◆ **Written task**
Copy out all the records, word for word.

◆ **Excerpted data**
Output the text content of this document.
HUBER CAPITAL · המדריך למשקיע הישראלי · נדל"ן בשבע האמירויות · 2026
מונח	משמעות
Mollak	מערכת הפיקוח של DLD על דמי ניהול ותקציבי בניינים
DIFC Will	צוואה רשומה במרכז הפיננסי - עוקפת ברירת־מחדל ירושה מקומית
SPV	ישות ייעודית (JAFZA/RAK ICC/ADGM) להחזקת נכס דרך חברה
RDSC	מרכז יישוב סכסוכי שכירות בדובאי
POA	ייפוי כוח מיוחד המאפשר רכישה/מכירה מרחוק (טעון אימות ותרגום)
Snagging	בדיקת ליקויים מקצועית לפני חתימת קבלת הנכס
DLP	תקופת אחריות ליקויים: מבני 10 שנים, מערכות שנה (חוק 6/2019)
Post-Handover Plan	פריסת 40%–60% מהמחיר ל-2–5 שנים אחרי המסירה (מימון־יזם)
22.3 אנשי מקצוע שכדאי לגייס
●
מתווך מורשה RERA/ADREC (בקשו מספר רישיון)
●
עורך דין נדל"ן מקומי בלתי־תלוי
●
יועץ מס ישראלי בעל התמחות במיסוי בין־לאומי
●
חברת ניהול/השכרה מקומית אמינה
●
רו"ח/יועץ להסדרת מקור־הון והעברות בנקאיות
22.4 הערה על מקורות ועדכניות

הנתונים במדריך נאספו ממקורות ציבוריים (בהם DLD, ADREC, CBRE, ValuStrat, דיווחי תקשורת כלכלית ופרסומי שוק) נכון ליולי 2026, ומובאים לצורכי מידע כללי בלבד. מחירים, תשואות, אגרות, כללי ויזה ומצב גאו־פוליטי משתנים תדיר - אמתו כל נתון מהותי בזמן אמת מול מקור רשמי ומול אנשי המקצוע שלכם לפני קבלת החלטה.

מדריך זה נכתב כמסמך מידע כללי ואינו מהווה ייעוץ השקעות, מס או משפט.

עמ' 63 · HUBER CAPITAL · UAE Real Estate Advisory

◆ **Solution to the exercise**
Output the text content of this document.
HUBER CAPITAL · המדריך למשקיע הישראלי · נדל"ן בשבע האמירויות · 2026
מונח	משמעות
Mollak	מערכת הפיקוח של DLD על דמי ניהול ותקציבי בניינים
DIFC Will	צוואה רשומה במרכז הפיננסי - עוקפת ברירת־מחדל ירושה מקומית
SPV	ישות ייעודית (JAFZA/RAK ICC/ADGM) להחזקת נכס דרך חברה
RDSC	מרכז יישוב סכסוכי שכירות בדובאי
POA	ייפוי כוח מיוחד המאפשר רכישה/מכירה מרחוק (טעון אימות ותרגום)
Snagging	בדיקת ליקויים מקצועית לפני חתימת קבלת הנכס
DLP	תקופת אחריות ליקויים: מבני 10 שנים, מערכות שנה (חוק 6/2019)
Post-Handover Plan	פריסת 40%–60% מהמחיר ל-2–5 שנים אחרי המסירה (מימון־יזם)
22.3 אנשי מקצוע שכדאי לגייס
●
מתווך מורשה RERA/ADREC (בקשו מספר רישיון)
●
עורך דין נדל"ן מקומי בלתי־תלוי
●
יועץ מס ישראלי בעל התמחות במיסוי בין־לאומי
●
חברת ניהול/השכרה מקומית אמינה
●
רו"ח/יועץ להסדרת מקור־הון והעברות בנקאיות
22.4 הערה על מקורות ועדכניות

הנתונים במדריך נאספו ממקורות ציבוריים (בהם DLD, ADREC, CBRE, ValuStrat, דיווחי תקשורת כלכלית ופרסומי שוק) נכון ליולי 2026, ומובאים לצורכי מידע כללי בלבד. מחירים, תשואות, אגרות, כללי ויזה ומצב גאו־פוליטי משתנים תדיר - אמתו כל נתון מהותי בזמן אמת מול מקור רשמי ומול אנשי המקצוע שלכם לפני קבלת החלטה.

מדריך זה נכתב כמסמך מידע כללי ואינו מהווה ייעוץ השקעות, מס או משפט.

עמ' 63 · HUBER CAPITAL · UAE Real Estate Advisory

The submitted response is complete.